### WHAT TO WORK ON
Work through the data line by line, gathering every line that has the word "pemeriksaan".

### ITEMS
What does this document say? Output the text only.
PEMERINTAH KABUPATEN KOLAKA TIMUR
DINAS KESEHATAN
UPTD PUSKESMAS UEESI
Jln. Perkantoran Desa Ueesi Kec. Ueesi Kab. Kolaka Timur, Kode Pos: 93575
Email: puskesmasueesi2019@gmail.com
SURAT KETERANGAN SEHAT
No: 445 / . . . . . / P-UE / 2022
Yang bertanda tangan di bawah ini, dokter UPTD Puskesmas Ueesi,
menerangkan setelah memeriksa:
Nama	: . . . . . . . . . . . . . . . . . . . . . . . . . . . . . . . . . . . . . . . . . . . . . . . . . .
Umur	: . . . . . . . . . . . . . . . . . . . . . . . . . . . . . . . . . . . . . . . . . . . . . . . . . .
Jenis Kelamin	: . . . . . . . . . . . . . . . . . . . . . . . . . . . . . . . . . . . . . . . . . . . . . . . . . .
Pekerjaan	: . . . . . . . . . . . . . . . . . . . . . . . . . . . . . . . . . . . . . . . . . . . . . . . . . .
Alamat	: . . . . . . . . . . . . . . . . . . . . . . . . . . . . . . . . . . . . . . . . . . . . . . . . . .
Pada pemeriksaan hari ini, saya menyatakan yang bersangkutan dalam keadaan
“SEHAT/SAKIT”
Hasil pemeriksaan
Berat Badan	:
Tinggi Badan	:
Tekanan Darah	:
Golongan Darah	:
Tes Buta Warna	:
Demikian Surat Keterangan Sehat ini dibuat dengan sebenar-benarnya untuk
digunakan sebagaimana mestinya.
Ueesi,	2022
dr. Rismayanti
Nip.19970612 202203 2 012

### RESPONSE FOR THIS EXERCISE
Pada pemeriksaan hari ini, saya menyatakan yang bersangkutan dalam keadaan
Hasil pemeriksaan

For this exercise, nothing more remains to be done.